▸ **Direction**
Go through each line of the records below and count those with the word "устанавливают"; give only the total.

▸ **Material to process**

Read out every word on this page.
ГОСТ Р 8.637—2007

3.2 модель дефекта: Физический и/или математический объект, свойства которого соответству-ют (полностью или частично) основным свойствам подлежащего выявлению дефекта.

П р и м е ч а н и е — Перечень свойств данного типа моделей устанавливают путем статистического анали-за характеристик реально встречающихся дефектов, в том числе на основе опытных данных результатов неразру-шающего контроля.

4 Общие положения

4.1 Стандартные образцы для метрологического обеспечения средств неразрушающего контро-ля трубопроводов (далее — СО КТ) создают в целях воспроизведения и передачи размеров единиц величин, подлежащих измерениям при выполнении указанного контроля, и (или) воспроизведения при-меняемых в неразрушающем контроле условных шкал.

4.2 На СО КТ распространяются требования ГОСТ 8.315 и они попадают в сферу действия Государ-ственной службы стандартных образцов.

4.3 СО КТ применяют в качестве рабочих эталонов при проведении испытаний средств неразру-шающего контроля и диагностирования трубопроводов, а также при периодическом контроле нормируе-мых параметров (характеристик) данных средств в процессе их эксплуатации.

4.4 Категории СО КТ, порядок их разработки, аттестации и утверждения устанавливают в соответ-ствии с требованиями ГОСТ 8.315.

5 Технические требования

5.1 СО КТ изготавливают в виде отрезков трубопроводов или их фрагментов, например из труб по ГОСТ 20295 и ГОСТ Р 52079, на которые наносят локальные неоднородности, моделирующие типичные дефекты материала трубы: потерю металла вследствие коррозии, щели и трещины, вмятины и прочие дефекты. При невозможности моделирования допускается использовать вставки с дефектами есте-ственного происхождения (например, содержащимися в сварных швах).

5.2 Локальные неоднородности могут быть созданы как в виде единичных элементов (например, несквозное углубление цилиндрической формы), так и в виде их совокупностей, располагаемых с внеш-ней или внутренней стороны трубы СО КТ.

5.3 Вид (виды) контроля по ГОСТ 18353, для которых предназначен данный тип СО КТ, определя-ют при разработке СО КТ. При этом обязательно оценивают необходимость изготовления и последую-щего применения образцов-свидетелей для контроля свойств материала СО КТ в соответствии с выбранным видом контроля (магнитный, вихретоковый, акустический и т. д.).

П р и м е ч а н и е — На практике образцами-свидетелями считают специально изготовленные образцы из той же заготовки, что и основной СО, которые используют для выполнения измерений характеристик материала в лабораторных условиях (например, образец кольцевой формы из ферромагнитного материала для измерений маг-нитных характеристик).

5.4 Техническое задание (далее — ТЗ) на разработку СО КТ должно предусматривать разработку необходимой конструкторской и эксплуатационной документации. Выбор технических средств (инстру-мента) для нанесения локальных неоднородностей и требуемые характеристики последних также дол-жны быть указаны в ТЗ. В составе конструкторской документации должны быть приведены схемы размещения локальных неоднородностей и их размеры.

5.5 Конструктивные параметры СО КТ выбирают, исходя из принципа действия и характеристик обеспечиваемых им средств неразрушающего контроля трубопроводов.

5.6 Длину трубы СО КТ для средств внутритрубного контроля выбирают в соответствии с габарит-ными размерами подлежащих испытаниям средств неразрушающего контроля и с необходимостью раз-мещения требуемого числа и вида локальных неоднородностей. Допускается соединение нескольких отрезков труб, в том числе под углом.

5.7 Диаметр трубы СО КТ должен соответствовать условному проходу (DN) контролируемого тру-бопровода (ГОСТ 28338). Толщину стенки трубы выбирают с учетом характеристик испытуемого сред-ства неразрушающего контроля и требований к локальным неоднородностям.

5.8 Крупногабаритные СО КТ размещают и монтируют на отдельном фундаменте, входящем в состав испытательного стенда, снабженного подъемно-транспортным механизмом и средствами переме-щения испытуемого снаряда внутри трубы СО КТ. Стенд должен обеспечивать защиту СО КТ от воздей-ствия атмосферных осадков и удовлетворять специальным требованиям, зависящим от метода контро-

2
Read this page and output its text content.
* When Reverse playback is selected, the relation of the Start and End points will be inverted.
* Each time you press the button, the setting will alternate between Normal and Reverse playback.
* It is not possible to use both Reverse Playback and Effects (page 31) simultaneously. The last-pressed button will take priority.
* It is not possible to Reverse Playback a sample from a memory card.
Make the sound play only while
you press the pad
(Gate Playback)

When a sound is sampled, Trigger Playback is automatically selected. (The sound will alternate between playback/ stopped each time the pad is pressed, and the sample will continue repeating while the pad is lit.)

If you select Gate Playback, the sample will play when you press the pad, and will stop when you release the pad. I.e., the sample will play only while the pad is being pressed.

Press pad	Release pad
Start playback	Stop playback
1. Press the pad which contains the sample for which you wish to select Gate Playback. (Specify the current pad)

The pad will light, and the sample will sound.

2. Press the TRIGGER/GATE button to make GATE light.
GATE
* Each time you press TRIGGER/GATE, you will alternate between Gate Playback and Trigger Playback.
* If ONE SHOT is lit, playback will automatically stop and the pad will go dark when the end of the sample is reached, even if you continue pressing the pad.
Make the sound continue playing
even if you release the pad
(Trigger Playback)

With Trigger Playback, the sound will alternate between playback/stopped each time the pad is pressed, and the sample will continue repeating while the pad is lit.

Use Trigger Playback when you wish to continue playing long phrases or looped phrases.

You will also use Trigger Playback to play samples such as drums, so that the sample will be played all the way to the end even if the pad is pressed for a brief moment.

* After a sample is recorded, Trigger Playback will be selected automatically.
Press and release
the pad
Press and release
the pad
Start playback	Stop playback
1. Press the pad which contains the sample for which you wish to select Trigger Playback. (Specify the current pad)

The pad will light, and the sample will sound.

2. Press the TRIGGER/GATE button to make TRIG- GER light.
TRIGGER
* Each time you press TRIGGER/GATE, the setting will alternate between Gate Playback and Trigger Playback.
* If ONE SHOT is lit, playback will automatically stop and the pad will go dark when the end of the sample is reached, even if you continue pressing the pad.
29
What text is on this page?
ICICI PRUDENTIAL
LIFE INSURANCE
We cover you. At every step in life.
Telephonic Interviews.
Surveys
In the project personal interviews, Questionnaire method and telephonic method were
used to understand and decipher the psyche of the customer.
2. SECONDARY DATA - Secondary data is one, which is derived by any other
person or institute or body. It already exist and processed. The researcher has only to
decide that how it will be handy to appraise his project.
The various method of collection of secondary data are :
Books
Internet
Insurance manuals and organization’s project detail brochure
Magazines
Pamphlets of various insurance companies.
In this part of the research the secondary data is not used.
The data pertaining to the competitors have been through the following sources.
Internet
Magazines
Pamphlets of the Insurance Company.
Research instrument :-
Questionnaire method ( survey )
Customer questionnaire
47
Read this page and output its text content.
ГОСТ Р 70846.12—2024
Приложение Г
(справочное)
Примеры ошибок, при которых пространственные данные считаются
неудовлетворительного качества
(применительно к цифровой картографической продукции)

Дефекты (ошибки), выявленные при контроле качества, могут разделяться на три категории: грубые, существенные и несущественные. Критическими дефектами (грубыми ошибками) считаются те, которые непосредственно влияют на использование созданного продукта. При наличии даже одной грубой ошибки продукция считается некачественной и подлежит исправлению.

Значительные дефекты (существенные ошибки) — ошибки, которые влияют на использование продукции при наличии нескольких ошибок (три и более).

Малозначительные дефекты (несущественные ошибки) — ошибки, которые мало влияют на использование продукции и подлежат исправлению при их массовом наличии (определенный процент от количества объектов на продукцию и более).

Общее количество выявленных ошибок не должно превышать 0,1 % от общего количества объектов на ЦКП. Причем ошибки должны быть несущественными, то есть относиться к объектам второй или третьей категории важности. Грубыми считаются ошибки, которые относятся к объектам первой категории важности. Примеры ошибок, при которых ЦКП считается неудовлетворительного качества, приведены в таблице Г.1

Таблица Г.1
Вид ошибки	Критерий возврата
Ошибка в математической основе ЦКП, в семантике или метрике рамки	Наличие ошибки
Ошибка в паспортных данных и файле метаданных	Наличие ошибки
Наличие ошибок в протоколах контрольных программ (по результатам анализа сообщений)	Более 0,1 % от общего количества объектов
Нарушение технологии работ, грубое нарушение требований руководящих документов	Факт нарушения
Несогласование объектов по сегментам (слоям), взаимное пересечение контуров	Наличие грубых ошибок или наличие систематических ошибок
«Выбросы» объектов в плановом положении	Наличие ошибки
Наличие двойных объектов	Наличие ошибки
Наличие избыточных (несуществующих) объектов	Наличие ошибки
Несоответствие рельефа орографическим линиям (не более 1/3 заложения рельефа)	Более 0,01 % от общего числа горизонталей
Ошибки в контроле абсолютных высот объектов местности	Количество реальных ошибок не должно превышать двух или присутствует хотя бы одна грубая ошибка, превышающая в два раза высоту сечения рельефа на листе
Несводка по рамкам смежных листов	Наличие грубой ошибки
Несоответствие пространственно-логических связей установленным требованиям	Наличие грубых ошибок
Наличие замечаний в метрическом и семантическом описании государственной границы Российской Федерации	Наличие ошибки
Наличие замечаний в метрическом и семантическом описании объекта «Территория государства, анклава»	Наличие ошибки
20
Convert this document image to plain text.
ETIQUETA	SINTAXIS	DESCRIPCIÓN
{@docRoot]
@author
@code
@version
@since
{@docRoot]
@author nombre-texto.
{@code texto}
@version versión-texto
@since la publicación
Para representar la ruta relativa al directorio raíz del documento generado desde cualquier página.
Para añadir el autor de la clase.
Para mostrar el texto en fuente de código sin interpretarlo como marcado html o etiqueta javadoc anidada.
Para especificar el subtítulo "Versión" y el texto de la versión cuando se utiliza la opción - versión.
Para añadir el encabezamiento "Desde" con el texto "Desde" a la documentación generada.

▸ **Solution to the exercise**
2